### WRITTEN TASK
Exactly reproduce the lines that follow.

____

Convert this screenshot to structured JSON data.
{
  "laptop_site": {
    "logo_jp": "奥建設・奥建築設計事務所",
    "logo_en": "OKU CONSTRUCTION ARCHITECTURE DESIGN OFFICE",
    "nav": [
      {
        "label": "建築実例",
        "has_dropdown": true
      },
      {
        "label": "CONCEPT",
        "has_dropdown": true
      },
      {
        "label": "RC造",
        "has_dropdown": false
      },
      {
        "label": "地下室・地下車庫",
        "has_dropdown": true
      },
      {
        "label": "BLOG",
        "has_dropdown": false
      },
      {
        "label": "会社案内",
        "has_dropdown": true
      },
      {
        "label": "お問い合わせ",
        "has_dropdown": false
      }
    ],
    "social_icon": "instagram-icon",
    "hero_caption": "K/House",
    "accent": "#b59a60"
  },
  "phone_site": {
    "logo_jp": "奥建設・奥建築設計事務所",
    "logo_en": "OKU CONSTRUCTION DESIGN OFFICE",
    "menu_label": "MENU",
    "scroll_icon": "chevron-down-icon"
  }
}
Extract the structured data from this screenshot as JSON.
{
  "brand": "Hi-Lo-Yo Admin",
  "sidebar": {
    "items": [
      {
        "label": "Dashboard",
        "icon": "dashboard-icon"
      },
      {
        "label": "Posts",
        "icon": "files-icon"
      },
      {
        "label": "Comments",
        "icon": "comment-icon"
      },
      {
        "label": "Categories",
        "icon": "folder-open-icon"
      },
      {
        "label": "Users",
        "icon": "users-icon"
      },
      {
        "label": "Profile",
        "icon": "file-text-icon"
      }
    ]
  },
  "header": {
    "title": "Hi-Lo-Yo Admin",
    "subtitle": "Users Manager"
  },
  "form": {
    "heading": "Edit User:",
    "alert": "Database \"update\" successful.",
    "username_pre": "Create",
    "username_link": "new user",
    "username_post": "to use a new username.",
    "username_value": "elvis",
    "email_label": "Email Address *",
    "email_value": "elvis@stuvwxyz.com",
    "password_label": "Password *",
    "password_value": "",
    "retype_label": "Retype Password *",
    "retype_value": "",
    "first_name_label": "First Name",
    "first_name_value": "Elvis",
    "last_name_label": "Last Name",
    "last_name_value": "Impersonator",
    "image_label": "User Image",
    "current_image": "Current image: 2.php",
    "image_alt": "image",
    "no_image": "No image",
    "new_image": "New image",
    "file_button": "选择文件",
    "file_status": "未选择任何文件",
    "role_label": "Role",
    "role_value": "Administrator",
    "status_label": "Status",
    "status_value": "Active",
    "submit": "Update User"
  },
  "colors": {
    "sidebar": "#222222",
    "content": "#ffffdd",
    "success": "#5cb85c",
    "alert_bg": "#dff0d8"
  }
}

____

### TASK RESULT
Convert this screenshot to structured JSON data.
{
  "laptop_site": {
    "logo_jp": "奥建設・奥建築設計事務所",
    "logo_en": "OKU CONSTRUCTION ARCHITECTURE DESIGN OFFICE",
    "nav": [
      {
        "label": "建築実例",
        "has_dropdown": true
      },
      {
        "label": "CONCEPT",
        "has_dropdown": true
      },
      {
        "label": "RC造",
        "has_dropdown": false
      },
      {
        "label": "地下室・地下車庫",
        "has_dropdown": true
      },
      {
        "label": "BLOG",
        "has_dropdown": false
      },
      {
        "label": "会社案内",
        "has_dropdown": true
      },
      {
        "label": "お問い合わせ",
        "has_dropdown": false
      }
    ],
    "social_icon": "instagram-icon",
    "hero_caption": "K/House",
    "accent": "#b59a60"
  },
  "phone_site": {
    "logo_jp": "奥建設・奥建築設計事務所",
    "logo_en": "OKU CONSTRUCTION DESIGN OFFICE",
    "menu_label": "MENU",
    "scroll_icon": "chevron-down-icon"
  }
}
Extract the structured data from this screenshot as JSON.
{
  "brand": "Hi-Lo-Yo Admin",
  "sidebar": {
    "items": [
      {
        "label": "Dashboard",
        "icon": "dashboard-icon"
      },
      {
        "label": "Posts",
        "icon": "files-icon"
      },
      {
        "label": "Comments",
        "icon": "comment-icon"
      },
      {
        "label": "Categories",
        "icon": "folder-open-icon"
      },
      {
        "label": "Users",
        "icon": "users-icon"
      },
      {
        "label": "Profile",
        "icon": "file-text-icon"
      }
    ]
  },
  "header": {
    "title": "Hi-Lo-Yo Admin",
    "subtitle": "Users Manager"
  },
  "form": {
    "heading": "Edit User:",
    "alert": "Database \"update\" successful.",
    "username_pre": "Create",
    "username_link": "new user",
    "username_post": "to use a new username.",
    "username_value": "elvis",
    "email_label": "Email Address *",
    "email_value": "elvis@stuvwxyz.com",
    "password_label": "Password *",
    "password_value": "",
    "retype_label": "Retype Password *",
    "retype_value": "",
    "first_name_label": "First Name",
    "first_name_value": "Elvis",
    "last_name_label": "Last Name",
    "last_name_value": "Impersonator",
    "image_label": "User Image",
    "current_image": "Current image: 2.php",
    "image_alt": "image",
    "no_image": "No image",
    "new_image": "New image",
    "file_button": "选择文件",
    "file_status": "未选择任何文件",
    "role_label": "Role",
    "role_value": "Administrator",
    "status_label": "Status",
    "status_value": "Active",
    "submit": "Update User"
  },
  "colors": {
    "sidebar": "#222222",
    "content": "#ffffdd",
    "success": "#5cb85c",
    "alert_bg": "#dff0d8"
  }
}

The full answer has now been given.